┌──

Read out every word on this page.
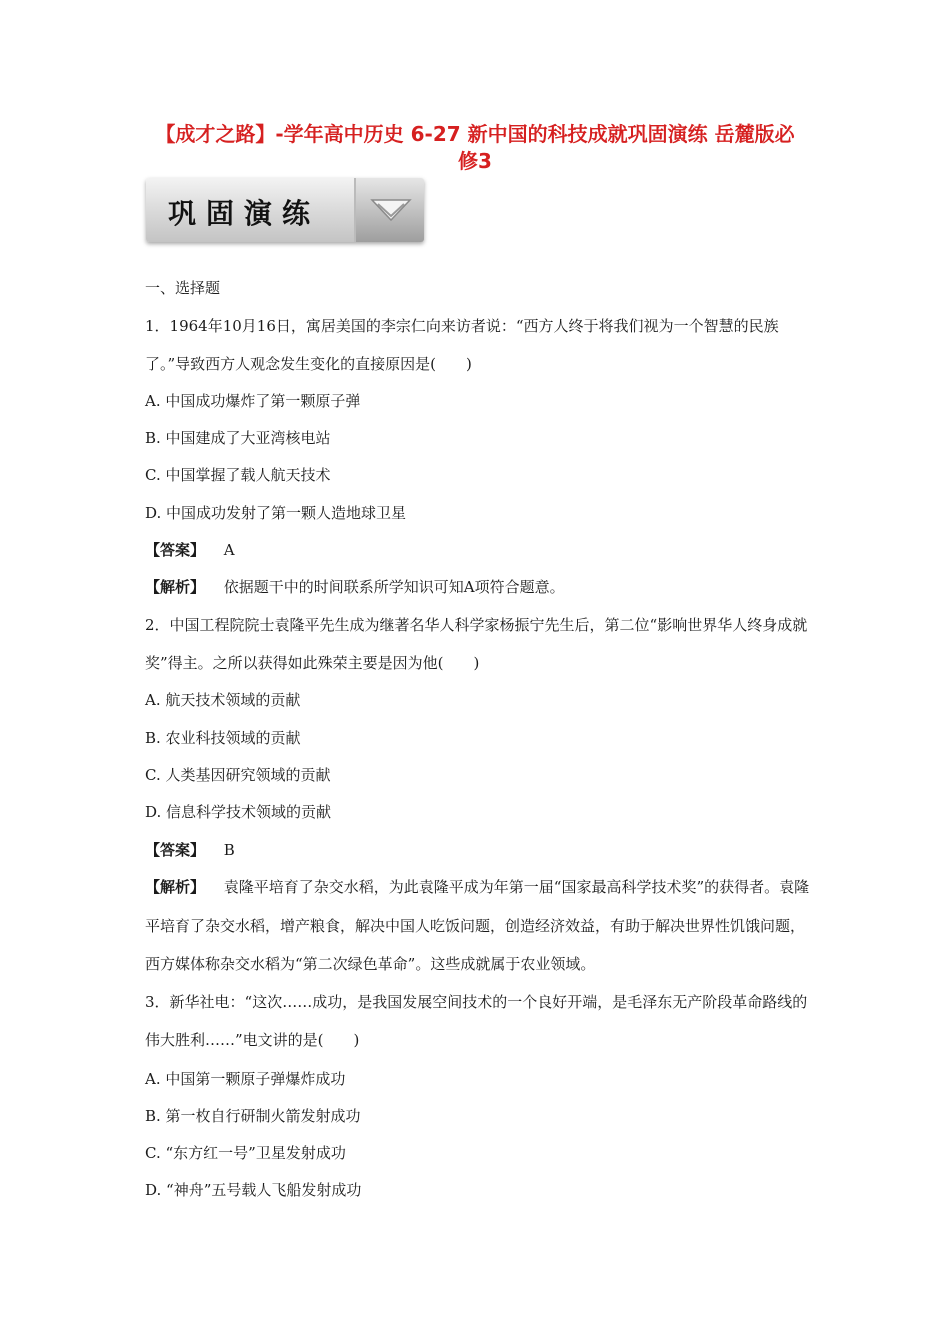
【成才之路】-学年高中历史 6-27 新中国的科技成就巩固演练 岳麓版必
修3
巩固演练
一、选择题
1．1964年10月16日，寓居美国的李宗仁向来访者说：“西方人终于将我们视为一个智慧的民族
了。”导致西方人观念发生变化的直接原因是(　　)
A. 中国成功爆炸了第一颗原子弹
B. 中国建成了大亚湾核电站
C. 中国掌握了载人航天技术
D. 中国成功发射了第一颗人造地球卫星
【答案】 A
【解析】 依据题干中的时间联系所学知识可知A项符合题意。
2．中国工程院院士袁隆平先生成为继著名华人科学家杨振宁先生后，第二位“影响世界华人终身成就
奖”得主。之所以获得如此殊荣主要是因为他(　　)
A. 航天技术领域的贡献
B. 农业科技领域的贡献
C. 人类基因研究领域的贡献
D. 信息科学技术领域的贡献
【答案】 B
【解析】 袁隆平培育了杂交水稻，为此袁隆平成为年第一届“国家最高科学技术奖”的获得者。袁隆
平培育了杂交水稻，增产粮食，解决中国人吃饭问题，创造经济效益，有助于解决世界性饥饿问题，
西方媒体称杂交水稻为“第二次绿色革命”。这些成就属于农业领域。
3．新华社电：“这次……成功，是我国发展空间技术的一个良好开端，是毛泽东无产阶段革命路线的
伟大胜利……”电文讲的是(　　)
A. 中国第一颗原子弹爆炸成功
B. 第一枚自行研制火箭发射成功
C. “东方红一号”卫星发射成功
D. “神舟”五号载人飞船发射成功
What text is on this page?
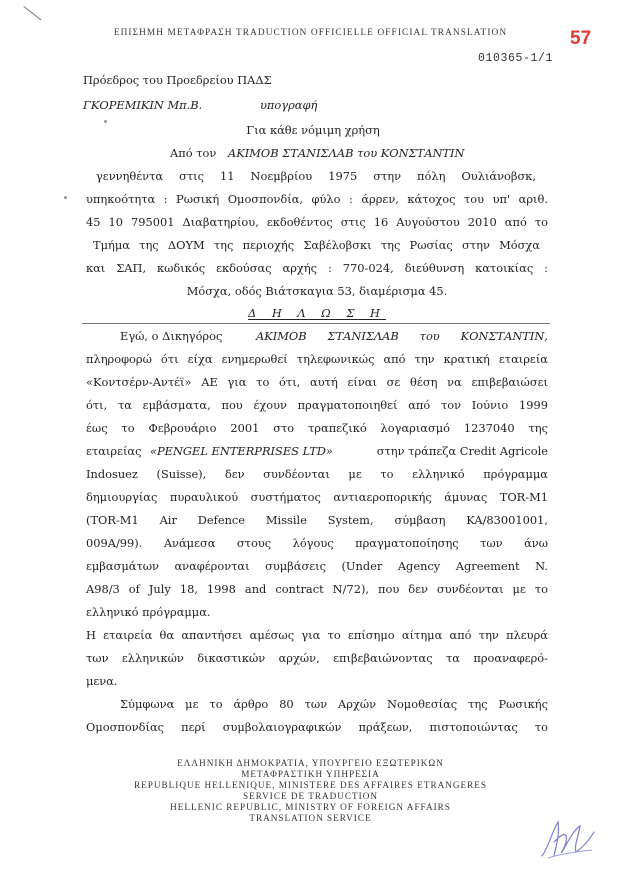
ΕΠΙΣΗΜΗ ΜΕΤΑΦΡΑΣΗ TRADUCTION OFFICIELLE OFFICIAL TRANSLATION	57
010365-1/1
Πρόεδρος του Προεδρείου ΠΑΔΣ
ΓΚΟΡΕΜΙΚΙΝ Μπ.Β.	υπογραφή
Για κάθε νόμιμη χρήση
Από τον ΑΚΙΜΟΒ ΣΤΑΝΙΣΛΑΒ του ΚΟΝΣΤΑΝΤΙΝ
γεννηθέντα στις 11 Νοεμβρίου 1975 στην πόλη Ουλιάνοβσκ,
υπηκοότητα : Ρωσική Ομοσπονδία, φύλο : άρρεν, κάτοχος του υπ' αριθ.
45 10 795001 Διαβατηρίου, εκδοθέντος στις 16 Αυγούστου 2010 από το
Τμήμα της ΔΟΥΜ της περιοχής Σαβέλοβσκι της Ρωσίας στην Μόσχα
και ΣΑΠ, κωδικός εκδούσας αρχής : 770-024, διεύθυνση κατοικίας :
Μόσχα, οδός Βιάτσκαγια 53, διαμέρισμα 45.
Δ Η Λ Ω Σ Η
Εγώ, ο Δικηγόρος	ΑΚΙΜΟΒ ΣΤΑΝΙΣΛΑΒ του ΚΟΝΣΤΑΝΤΙΝ,
πληροφορώ ότι είχα ενημερωθεί τηλεφωνικώς από την κρατική εταιρεία
«Κοντσέρν-Αντέϊ» ΑΕ για το ότι, αυτή είναι σε θέση να επιβεβαιώσει
ότι, τα εμβάσματα, που έχουν πραγματοποιηθεί από τον Ιούνιο 1999
έως το Φεβρουάριο 2001 στο τραπεζικό λογαριασμό 1237040 της
εταιρείας «PENGEL ENTERPRISES LTD»	στην τράπεζα Credit Agricole
Indosuez (Suisse), δεν συνδέονται με το ελληνικό πρόγραμμα
δημιουργίας πυραυλικού συστήματος αντιαεροπορικής άμυνας TOR-M1
(TOR-M1 Air Defence Missile System, σύμβαση KA/83001001,
009A/99). Ανάμεσα στους λόγους πραγματοποίησης των άνω
εμβασμάτων αναφέρονται συμβάσεις (Under Agency Agreement N.
A98/3 of July 18, 1998 and contract N/72), που δεν συνδέονται με το
ελληνικό πρόγραμμα.
Η εταιρεία θα απαντήσει αμέσως για το επίσημο αίτημα από την πλευρά
των ελληνικών δικαστικών αρχών, επιβεβαιώνοντας τα προαναφερό-
μενα.
Σύμφωνα με το άρθρο 80 των Αρχών Νομοθεσίας της Ρωσικής
Ομοσπονδίας περί συμβολαιογραφικών πράξεων, πιστοποιώντας το
ΕΛΛΗΝΙΚΗ ΔΗΜΟΚΡΑΤΙΑ, ΥΠΟΥΡΓΕΙΟ ΕΞΩΤΕΡΙΚΩΝ
ΜΕΤΑΦΡΑΣΤΙΚΗ ΥΠΗΡΕΣΙΑ
REPUBLIQUE HELLENIQUE, MINISTERE DES AFFAIRES ETRANGERES
SERVICE DE TRADUCTION
HELLENIC REPUBLIC, MINISTRY OF FOREIGN AFFAIRS
TRANSLATION SERVICE
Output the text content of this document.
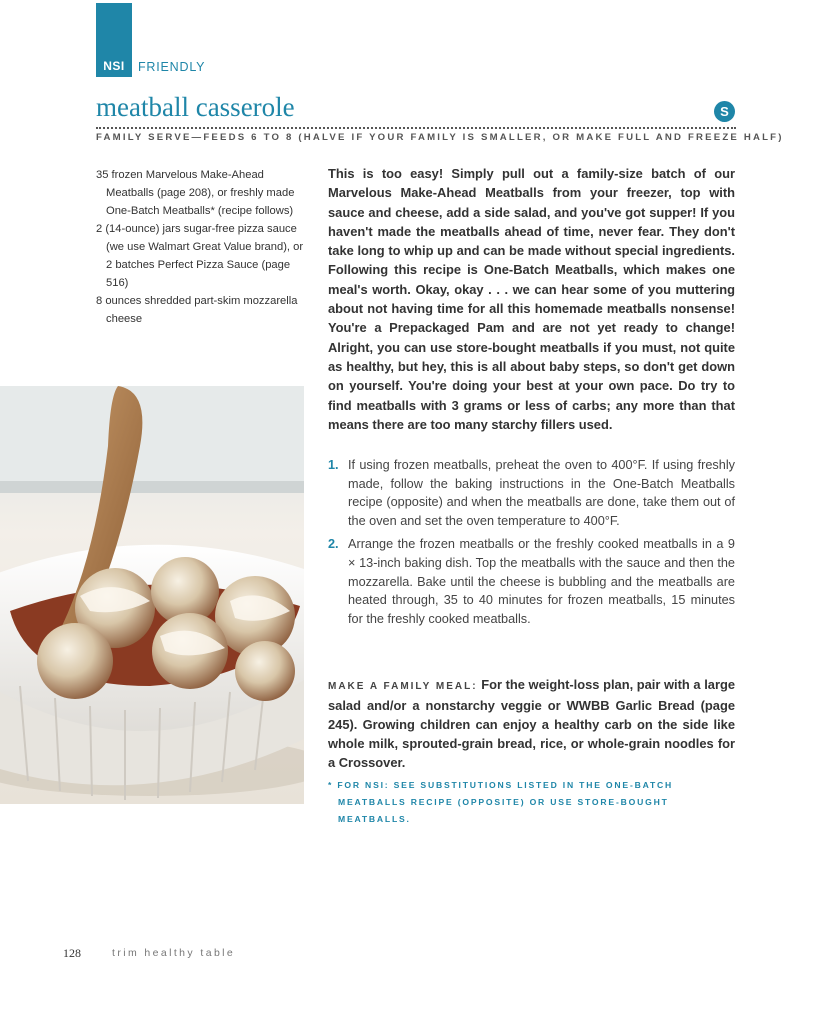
NSI	FRIENDLY
meatball casserole	S
FAMILY SERVE—FEEDS 6 TO 8 (HALVE IF YOUR FAMILY IS SMALLER, OR MAKE FULL AND FREEZE HALF)
35 frozen Marvelous Make-Ahead Meatballs (page 208), or freshly made One-Batch Meatballs* (recipe follows)
2 (14-ounce) jars sugar-free pizza sauce (we use Walmart Great Value brand), or 2 batches Perfect Pizza Sauce (page 516)
8 ounces shredded part-skim mozzarella cheese

This is too easy! Simply pull out a family-size batch of our Marvelous Make-Ahead Meatballs from your freezer, top with sauce and cheese, add a side salad, and you've got supper! If you haven't made the meatballs ahead of time, never fear. They don't take long to whip up and can be made without special ingredients. Following this recipe is One-Batch Meatballs, which makes one meal's worth. Okay, okay . . . we can hear some of you muttering about not having time for all this homemade meatballs nonsense! You're a Prepackaged Pam and are not yet ready to change! Alright, you can use store-bought meatballs if you must, not quite as healthy, but hey, this is all about baby steps, so don't get down on yourself. You're doing your best at your own pace. Do try to find meatballs with 3 grams or less of carbs; any more than that means there are too many starchy fillers used.

1. If using frozen meatballs, preheat the oven to 400°F. If using freshly made, follow the baking instructions in the One-Batch Meatballs recipe (opposite) and when the meatballs are done, take them out of the oven and set the oven temperature to 400°F.
2. Arrange the frozen meatballs or the freshly cooked meatballs in a 9 × 13-inch baking dish. Top the meatballs with the sauce and then the mozzarella. Bake until the cheese is bubbling and the meatballs are heated through, 35 to 40 minutes for frozen meatballs, 15 minutes for the freshly cooked meatballs.

MAKE A FAMILY MEAL: For the weight-loss plan, pair with a large salad and/or a nonstarchy veggie or WWBB Garlic Bread (page 245). Growing children can enjoy a healthy carb on the side like whole milk, sprouted-grain bread, rice, or whole-grain noodles for a Crossover.

* FOR NSI: SEE SUBSTITUTIONS LISTED IN THE ONE-BATCH MEATBALLS RECIPE (OPPOSITE) OR USE STORE-BOUGHT MEATBALLS.

128	trim healthy table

└──

_Exercise aim_. Apart from the pictures, the entries above are to be repeated in full and exactly.

_Finished answer_.
Read out every word on this page.
【成才之路】-学年高中历史 6-27 新中国的科技成就巩固演练 岳麓版必
修3
巩固演练
一、选择题
1．1964年10月16日，寓居美国的李宗仁向来访者说：“西方人终于将我们视为一个智慧的民族
了。”导致西方人观念发生变化的直接原因是(　　)
A. 中国成功爆炸了第一颗原子弹
B. 中国建成了大亚湾核电站
C. 中国掌握了载人航天技术
D. 中国成功发射了第一颗人造地球卫星
【答案】 A
【解析】 依据题干中的时间联系所学知识可知A项符合题意。
2．中国工程院院士袁隆平先生成为继著名华人科学家杨振宁先生后，第二位“影响世界华人终身成就
奖”得主。之所以获得如此殊荣主要是因为他(　　)
A. 航天技术领域的贡献
B. 农业科技领域的贡献
C. 人类基因研究领域的贡献
D. 信息科学技术领域的贡献
【答案】 B
【解析】 袁隆平培育了杂交水稻，为此袁隆平成为年第一届“国家最高科学技术奖”的获得者。袁隆
平培育了杂交水稻，增产粮食，解决中国人吃饭问题，创造经济效益，有助于解决世界性饥饿问题，
西方媒体称杂交水稻为“第二次绿色革命”。这些成就属于农业领域。
3．新华社电：“这次……成功，是我国发展空间技术的一个良好开端，是毛泽东无产阶段革命路线的
伟大胜利……”电文讲的是(　　)
A. 中国第一颗原子弹爆炸成功
B. 第一枚自行研制火箭发射成功
C. “东方红一号”卫星发射成功
D. “神舟”五号载人飞船发射成功
What text is on this page?
ΕΠΙΣΗΜΗ ΜΕΤΑΦΡΑΣΗ TRADUCTION OFFICIELLE OFFICIAL TRANSLATION	57
010365-1/1
Πρόεδρος του Προεδρείου ΠΑΔΣ
ΓΚΟΡΕΜΙΚΙΝ Μπ.Β.	υπογραφή
Για κάθε νόμιμη χρήση
Από τον ΑΚΙΜΟΒ ΣΤΑΝΙΣΛΑΒ του ΚΟΝΣΤΑΝΤΙΝ
γεννηθέντα στις 11 Νοεμβρίου 1975 στην πόλη Ουλιάνοβσκ,
υπηκοότητα : Ρωσική Ομοσπονδία, φύλο : άρρεν, κάτοχος του υπ' αριθ.
45 10 795001 Διαβατηρίου, εκδοθέντος στις 16 Αυγούστου 2010 από το
Τμήμα της ΔΟΥΜ της περιοχής Σαβέλοβσκι της Ρωσίας στην Μόσχα
και ΣΑΠ, κωδικός εκδούσας αρχής : 770-024, διεύθυνση κατοικίας :
Μόσχα, οδός Βιάτσκαγια 53, διαμέρισμα 45.
Δ Η Λ Ω Σ Η
Εγώ, ο Δικηγόρος	ΑΚΙΜΟΒ ΣΤΑΝΙΣΛΑΒ του ΚΟΝΣΤΑΝΤΙΝ,
πληροφορώ ότι είχα ενημερωθεί τηλεφωνικώς από την κρατική εταιρεία
«Κοντσέρν-Αντέϊ» ΑΕ για το ότι, αυτή είναι σε θέση να επιβεβαιώσει
ότι, τα εμβάσματα, που έχουν πραγματοποιηθεί από τον Ιούνιο 1999
έως το Φεβρουάριο 2001 στο τραπεζικό λογαριασμό 1237040 της
εταιρείας «PENGEL ENTERPRISES LTD»	στην τράπεζα Credit Agricole
Indosuez (Suisse), δεν συνδέονται με το ελληνικό πρόγραμμα
δημιουργίας πυραυλικού συστήματος αντιαεροπορικής άμυνας TOR-M1
(TOR-M1 Air Defence Missile System, σύμβαση KA/83001001,
009A/99). Ανάμεσα στους λόγους πραγματοποίησης των άνω
εμβασμάτων αναφέρονται συμβάσεις (Under Agency Agreement N.
A98/3 of July 18, 1998 and contract N/72), που δεν συνδέονται με το
ελληνικό πρόγραμμα.
Η εταιρεία θα απαντήσει αμέσως για το επίσημο αίτημα από την πλευρά
των ελληνικών δικαστικών αρχών, επιβεβαιώνοντας τα προαναφερό-
μενα.
Σύμφωνα με το άρθρο 80 των Αρχών Νομοθεσίας της Ρωσικής
Ομοσπονδίας περί συμβολαιογραφικών πράξεων, πιστοποιώντας το
ΕΛΛΗΝΙΚΗ ΔΗΜΟΚΡΑΤΙΑ, ΥΠΟΥΡΓΕΙΟ ΕΞΩΤΕΡΙΚΩΝ
ΜΕΤΑΦΡΑΣΤΙΚΗ ΥΠΗΡΕΣΙΑ
REPUBLIQUE HELLENIQUE, MINISTERE DES AFFAIRES ETRANGERES
SERVICE DE TRADUCTION
HELLENIC REPUBLIC, MINISTRY OF FOREIGN AFFAIRS
TRANSLATION SERVICE
Output the text content of this document.
NSI	FRIENDLY
meatball casserole	S
FAMILY SERVE—FEEDS 6 TO 8 (HALVE IF YOUR FAMILY IS SMALLER, OR MAKE FULL AND FREEZE HALF)
35 frozen Marvelous Make-Ahead Meatballs (page 208), or freshly made One-Batch Meatballs* (recipe follows)
2 (14-ounce) jars sugar-free pizza sauce (we use Walmart Great Value brand), or 2 batches Perfect Pizza Sauce (page 516)
8 ounces shredded part-skim mozzarella cheese

This is too easy! Simply pull out a family-size batch of our Marvelous Make-Ahead Meatballs from your freezer, top with sauce and cheese, add a side salad, and you've got supper! If you haven't made the meatballs ahead of time, never fear. They don't take long to whip up and can be made without special ingredients. Following this recipe is One-Batch Meatballs, which makes one meal's worth. Okay, okay . . . we can hear some of you muttering about not having time for all this homemade meatballs nonsense! You're a Prepackaged Pam and are not yet ready to change! Alright, you can use store-bought meatballs if you must, not quite as healthy, but hey, this is all about baby steps, so don't get down on yourself. You're doing your best at your own pace. Do try to find meatballs with 3 grams or less of carbs; any more than that means there are too many starchy fillers used.

1. If using frozen meatballs, preheat the oven to 400°F. If using freshly made, follow the baking instructions in the One-Batch Meatballs recipe (opposite) and when the meatballs are done, take them out of the oven and set the oven temperature to 400°F.
2. Arrange the frozen meatballs or the freshly cooked meatballs in a 9 × 13-inch baking dish. Top the meatballs with the sauce and then the mozzarella. Bake until the cheese is bubbling and the meatballs are heated through, 35 to 40 minutes for frozen meatballs, 15 minutes for the freshly cooked meatballs.

MAKE A FAMILY MEAL: For the weight-loss plan, pair with a large salad and/or a nonstarchy veggie or WWBB Garlic Bread (page 245). Growing children can enjoy a healthy carb on the side like whole milk, sprouted-grain bread, rice, or whole-grain noodles for a Crossover.

* FOR NSI: SEE SUBSTITUTIONS LISTED IN THE ONE-BATCH MEATBALLS RECIPE (OPPOSITE) OR USE STORE-BOUGHT MEATBALLS.

128	trim healthy table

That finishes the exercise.